- Provided passage

Jump to content

I have hope..


cosmokohn55

Recommended Posts

After my boyfriend of a year and half broke up with me three weeks ago , because he needed his space and felt overwhelmed , I lost my mind. I cried everyday for him .. I didn't call though. I called him last Saturday for closure and we talked for an hour. He said he missed me and he would to marry anyone it would be me. I believe him . He said that he needs to get his life together so one day ,years from now we just might be that couple again.

 

Due to his saying he wanted space , I decided not to call or text. But yesterday I received a text from . Surprised I was.. IT said Hey. How are you doing ? Hope all his well. Surprised as I was.. I didn't text back that day .. even though I wanted to say take me back .. I love you .. lets have great make up sex..

but I didn't

I didn't respond until 2:30 today . .. I said Hey. I have been okay. Busy with school ending. How are you doing? How's work? Hope work is going steady for you so you don't have to pull an long night. I don't think it was to much

I was surprised at how nice .. but yet strong I could be .

 

He hasn't text or called back .. but I am leaving it up to him now. If he wants to be with me .. he knows my number it hasn't changed.. he knows how I feel .. so he knows the doors open for communication. But I am not going to look weak by calling or texting him everyday ... after all he broke up with me. .he needs to win me back ..

Link to comment

Situations like this are why I ignore the first few attempts at contact during such a short period of NC. A lot of times they could be just throwing crumbs, with 0 intentions behind it, and now you have hope again, which means if it doesn't pan out to your liking, you're going to be crushed all over again. I also feel like 3 weeks really is not a lot of time to get your issues fixed (by both parties), and even if it works short term, it might be destined to fail. Proceed with caution.

Link to comment
one day ,years from now we just might be that couple again.

- Information provided
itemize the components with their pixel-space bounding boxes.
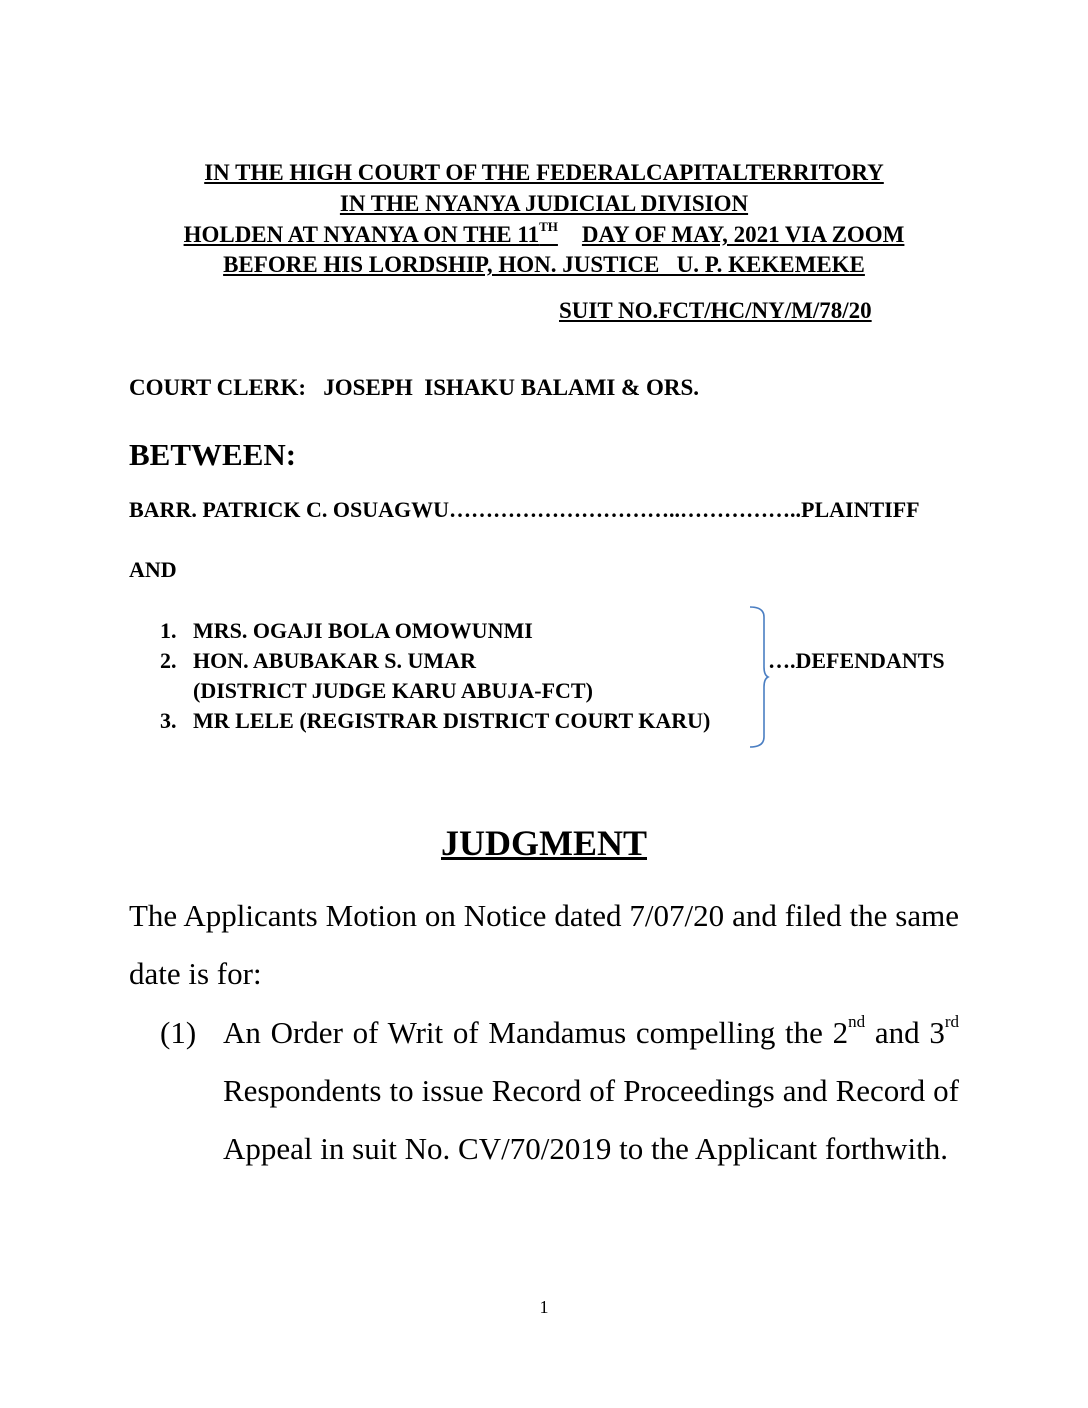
header-line-2: IN THE NYANYA JUDICIAL DIVISION	[339, 191, 749, 216]
plaintiff-line: BARR. PATRICK C. OSUAGWU…………………………..……………..PLAINTIFF	[129, 497, 920, 522]
defendant-number: 1.	[160, 618, 177, 643]
order-paragraph	[223, 1004, 959, 1178]
court-clerk: COURT CLERK: JOSEPH ISHAKU BALAMI & ORS.	[129, 375, 700, 400]
defendant-detail: (DISTRICT JUDGE KARU ABUJA-FCT)	[193, 678, 593, 703]
order-number: (1)	[160, 1015, 197, 1050]
order-text-3: Respondents to issue Record of Proceedings and Record of Appeal in suit No. CV/70/2019 to the Applicant forthwith.	[223, 1073, 959, 1166]
order-text-1: An Order of Writ of Mandamus compelling the 2	[223, 1015, 849, 1050]
suit-number: SUIT NO.FCT/HC/NY/M/78/20	[559, 298, 872, 323]
defendant-name: MRS. OGAJI BOLA OMOWUNMI	[193, 618, 533, 643]
and-label: AND	[129, 557, 177, 582]
header-line-3-pre: HOLDEN AT NYANYA ON THE 11	[183, 222, 540, 247]
order-sup-1: nd	[848, 1012, 866, 1031]
order-sup-2: rd	[944, 1012, 959, 1031]
header-line-3	[0, 220, 1088, 250]
judgment-title: JUDGMENT	[441, 823, 647, 863]
defendant-number: 2.	[160, 648, 177, 673]
header-line-3-sup: TH	[539, 219, 558, 234]
header-line-3-post: DAY OF MAY, 2021 VIA ZOOM	[581, 222, 905, 247]
order-text-2: and 3	[865, 1015, 945, 1050]
between-heading: BETWEEN:	[129, 437, 297, 472]
header-line-4: BEFORE HIS LORDSHIP, HON. JUSTICE U. P. KEKEMEKE	[223, 252, 865, 277]
defendant-name: MR LELE (REGISTRAR DISTRICT COURT KARU)	[193, 708, 711, 733]
page-number: 1	[539, 1297, 549, 1317]
header-line-1: IN THE HIGH COURT OF THE FEDERALCAPITALTERRITORY	[204, 160, 884, 185]
defendants-label: ….DEFENDANTS	[768, 648, 945, 673]
defendant-name: HON. ABUBAKAR S. UMAR	[193, 648, 476, 673]
intro-paragraph: The Applicants Motion on Notice dated 7/07/20 and filed the same date is for:	[129, 898, 959, 991]
defendant-number: 3.	[160, 708, 177, 733]
right-brace-icon	[748, 605, 770, 749]
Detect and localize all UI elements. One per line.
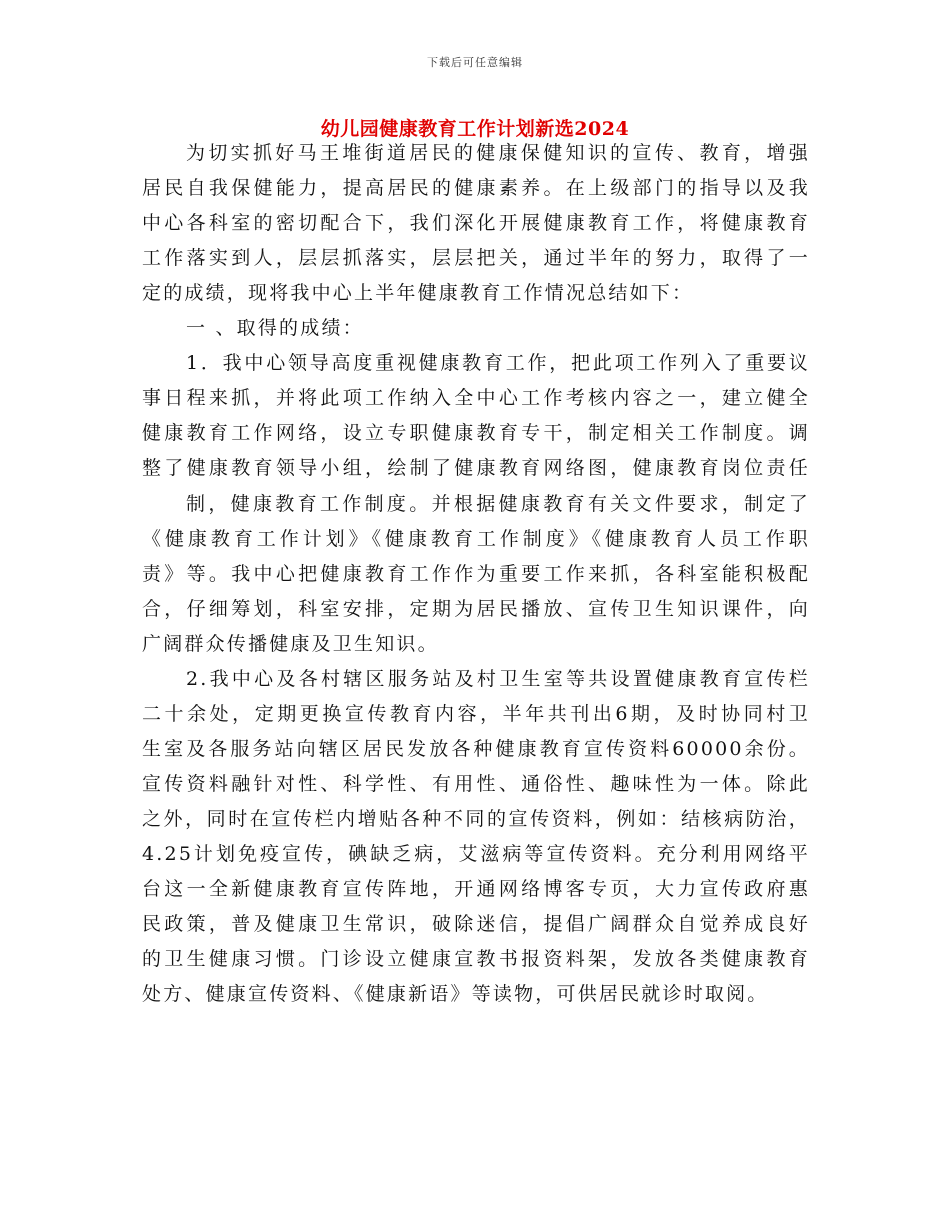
paragraph-line: 为切实抓好马王堆街道居民的健康保健知识的宣传、教育，增强 — [186, 142, 810, 164]
paragraph-line: 处方、健康宣传资料、《健康新语》等读物，可供居民就诊时取阅。 — [142, 983, 769, 1005]
paragraph-line: 制，健康教育工作制度。并根据健康教育有关文件要求，制定了 — [186, 493, 810, 515]
paragraph-line: 定的成绩，现将我中心上半年健康教育工作情况总结如下： — [142, 282, 694, 304]
paragraph-line: 中心各科室的密切配合下，我们深化开展健康教育工作，将健康教育 — [142, 212, 810, 234]
paragraph-line: 居民自我保健能力，提高居民的健康素养。在上级部门的指导以及我 — [142, 177, 810, 199]
paragraph-line: 宣传资料融针对性、科学性、有用性、通俗性、趣味性为一体。除此 — [142, 773, 810, 795]
document-body — [142, 136, 810, 1012]
paragraph-line: 之外，同时在宣传栏内增贴各种不同的宣传资料，例如：结核病防治， — [142, 808, 810, 830]
paragraph-line: 台这一全新健康教育宣传阵地，开通网络博客专页，大力宣传政府惠 — [142, 878, 810, 900]
paragraph-line: 事日程来抓，并将此项工作纳入全中心工作考核内容之一，建立健全 — [142, 387, 810, 409]
paragraph-line: 的卫生健康习惯。门诊设立健康宣教书报资料架，发放各类健康教育 — [142, 948, 810, 970]
paragraph-line: 广阔群众传播健康及卫生知识。 — [142, 633, 439, 655]
paragraph-line: 责》等。我中心把健康教育工作作为重要工作来抓，各科室能积极配 — [142, 563, 810, 585]
paragraph-line: 生室及各服务站向辖区居民发放各种健康教育宣传资料60000余份。 — [142, 738, 810, 760]
paragraph-line: 民政策，普及健康卫生常识，破除迷信，提倡广阔群众自觉养成良好 — [142, 913, 810, 935]
paragraph-line: 合，仔细筹划，科室安排，定期为居民播放、宣传卫生知识课件，向 — [142, 598, 810, 620]
paragraph-line: 二十余处，定期更换宣传教育内容，半年共刊出6期，及时协同村卫 — [142, 703, 810, 725]
paragraph-line: 1．我中心领导高度重视健康教育工作，把此项工作列入了重要议 — [186, 352, 810, 374]
paragraph-line: 4.25计划免疫宣传，碘缺乏病，艾滋病等宣传资料。充分利用网络平 — [142, 843, 810, 865]
document-title: 幼儿园健康教育工作计划新选2024 — [320, 118, 630, 140]
page-header-note: 下载后可任意编辑 — [427, 56, 523, 69]
paragraph-line: 工作落实到人，层层抓落实，层层把关，通过半年的努力，取得了一 — [142, 247, 810, 269]
paragraph-line: 健康教育工作网络，设立专职健康教育专干，制定相关工作制度。调 — [142, 422, 810, 444]
paragraph-line: 2.我中心及各村辖区服务站及村卫生室等共设置健康教育宣传栏 — [186, 668, 810, 690]
paragraph-line: 《健康教育工作计划》《健康教育工作制度》《健康教育人员工作职 — [142, 528, 810, 550]
section-heading: 一 、取得的成绩： — [186, 317, 364, 339]
paragraph-line: 整了健康教育领导小组，绘制了健康教育网络图，健康教育岗位责任 — [142, 457, 810, 479]
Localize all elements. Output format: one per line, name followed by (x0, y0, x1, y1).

- What needs to be done
In the forum thread about the breakup, translate this sentence from the reply into Spanish: "I also feel like 3 weeks really is not a lot of time to get your issues fixed (by both parties), and even if it works short term, it might be destined to fail."

- Answer to the problem
También me parece que 3 semanas de verdad no son mucho tiempo para resolver tus problemas (por parte de ambos), y aunque funcione a corto plazo, podría estar destinado al fracaso.